(begin)
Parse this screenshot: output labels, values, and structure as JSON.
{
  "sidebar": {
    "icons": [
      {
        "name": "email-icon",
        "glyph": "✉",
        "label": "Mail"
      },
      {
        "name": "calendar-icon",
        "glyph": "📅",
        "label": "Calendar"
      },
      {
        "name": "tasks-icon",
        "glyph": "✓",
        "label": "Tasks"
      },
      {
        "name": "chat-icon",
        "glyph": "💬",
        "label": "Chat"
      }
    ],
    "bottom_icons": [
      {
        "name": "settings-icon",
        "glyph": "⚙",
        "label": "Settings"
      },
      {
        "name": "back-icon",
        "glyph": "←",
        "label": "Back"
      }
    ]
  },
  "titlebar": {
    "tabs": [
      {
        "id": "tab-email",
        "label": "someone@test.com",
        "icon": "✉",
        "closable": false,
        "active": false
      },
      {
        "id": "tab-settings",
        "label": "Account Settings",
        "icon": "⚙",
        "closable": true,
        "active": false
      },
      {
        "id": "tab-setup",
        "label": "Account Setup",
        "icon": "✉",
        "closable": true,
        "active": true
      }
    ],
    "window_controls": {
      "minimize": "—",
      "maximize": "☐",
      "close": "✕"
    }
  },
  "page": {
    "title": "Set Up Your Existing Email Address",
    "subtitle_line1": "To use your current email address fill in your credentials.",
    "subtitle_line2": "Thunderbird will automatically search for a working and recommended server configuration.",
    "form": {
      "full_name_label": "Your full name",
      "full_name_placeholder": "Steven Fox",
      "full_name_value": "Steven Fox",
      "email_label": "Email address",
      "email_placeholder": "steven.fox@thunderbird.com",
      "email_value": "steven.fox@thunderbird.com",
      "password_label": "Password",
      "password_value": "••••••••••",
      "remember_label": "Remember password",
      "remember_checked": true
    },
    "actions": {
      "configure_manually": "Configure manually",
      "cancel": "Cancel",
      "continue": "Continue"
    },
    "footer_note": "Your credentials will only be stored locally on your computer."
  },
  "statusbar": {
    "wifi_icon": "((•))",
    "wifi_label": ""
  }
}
(end)
What you have to do: From the records above, extract every entry exactly as given.

In response:
Parse this screenshot: output labels, values, and structure as JSON.
{
  "sidebar": {
    "icons": [
      {
        "name": "email-icon",
        "glyph": "✉",
        "label": "Mail"
      },
      {
        "name": "calendar-icon",
        "glyph": "📅",
        "label": "Calendar"
      },
      {
        "name": "tasks-icon",
        "glyph": "✓",
        "label": "Tasks"
      },
      {
        "name": "chat-icon",
        "glyph": "💬",
        "label": "Chat"
      }
    ],
    "bottom_icons": [
      {
        "name": "settings-icon",
        "glyph": "⚙",
        "label": "Settings"
      },
      {
        "name": "back-icon",
        "glyph": "←",
        "label": "Back"
      }
    ]
  },
  "titlebar": {
    "tabs": [
      {
        "id": "tab-email",
        "label": "someone@test.com",
        "icon": "✉",
        "closable": false,
        "active": false
      },
      {
        "id": "tab-settings",
        "label": "Account Settings",
        "icon": "⚙",
        "closable": true,
        "active": false
      },
      {
        "id": "tab-setup",
        "label": "Account Setup",
        "icon": "✉",
        "closable": true,
        "active": true
      }
    ],
    "window_controls": {
      "minimize": "—",
      "maximize": "☐",
      "close": "✕"
    }
  },
  "page": {
    "title": "Set Up Your Existing Email Address",
    "subtitle_line1": "To use your current email address fill in your credentials.",
    "subtitle_line2": "Thunderbird will automatically search for a working and recommended server configuration.",
    "form": {
      "full_name_label": "Your full name",
      "full_name_placeholder": "Steven Fox",
      "full_name_value": "Steven Fox",
      "email_label": "Email address",
      "email_placeholder": "steven.fox@thunderbird.com",
      "email_value": "steven.fox@thunderbird.com",
      "password_label": "Password",
      "password_value": "••••••••••",
      "remember_label": "Remember password",
      "remember_checked": true
    },
    "actions": {
      "configure_manually": "Configure manually",
      "cancel": "Cancel",
      "continue": "Continue"
    },
    "footer_note": "Your credentials will only be stored locally on your computer."
  },
  "statusbar": {
    "wifi_icon": "((•))",
    "wifi_label": ""
  }
}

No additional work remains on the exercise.